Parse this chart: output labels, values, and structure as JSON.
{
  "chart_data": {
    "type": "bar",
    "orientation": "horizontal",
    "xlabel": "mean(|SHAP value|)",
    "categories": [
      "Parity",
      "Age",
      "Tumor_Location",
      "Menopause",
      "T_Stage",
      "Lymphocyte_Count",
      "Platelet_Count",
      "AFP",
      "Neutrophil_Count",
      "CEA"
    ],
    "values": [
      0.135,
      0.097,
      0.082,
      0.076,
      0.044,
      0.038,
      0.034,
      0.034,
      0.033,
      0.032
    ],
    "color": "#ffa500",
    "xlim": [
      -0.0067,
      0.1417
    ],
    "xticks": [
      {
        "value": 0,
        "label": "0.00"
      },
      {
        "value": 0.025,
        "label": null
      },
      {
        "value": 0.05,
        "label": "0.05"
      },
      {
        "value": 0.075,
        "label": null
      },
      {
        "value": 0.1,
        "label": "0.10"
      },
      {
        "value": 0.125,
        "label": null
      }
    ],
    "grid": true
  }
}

----------

● **Activity**
What is needed is an exact restatement of every record above.

● **The completed task**
Parse this chart: output labels, values, and structure as JSON.
{
  "chart_data": {
    "type": "bar",
    "orientation": "horizontal",
    "xlabel": "mean(|SHAP value|)",
    "categories": [
      "Parity",
      "Age",
      "Tumor_Location",
      "Menopause",
      "T_Stage",
      "Lymphocyte_Count",
      "Platelet_Count",
      "AFP",
      "Neutrophil_Count",
      "CEA"
    ],
    "values": [
      0.135,
      0.097,
      0.082,
      0.076,
      0.044,
      0.038,
      0.034,
      0.034,
      0.033,
      0.032
    ],
    "color": "#ffa500",
    "xlim": [
      -0.0067,
      0.1417
    ],
    "xticks": [
      {
        "value": 0,
        "label": "0.00"
      },
      {
        "value": 0.025,
        "label": null
      },
      {
        "value": 0.05,
        "label": "0.05"
      },
      {
        "value": 0.075,
        "label": null
      },
      {
        "value": 0.1,
        "label": "0.10"
      },
      {
        "value": 0.125,
        "label": null
      }
    ],
    "grid": true
  }
}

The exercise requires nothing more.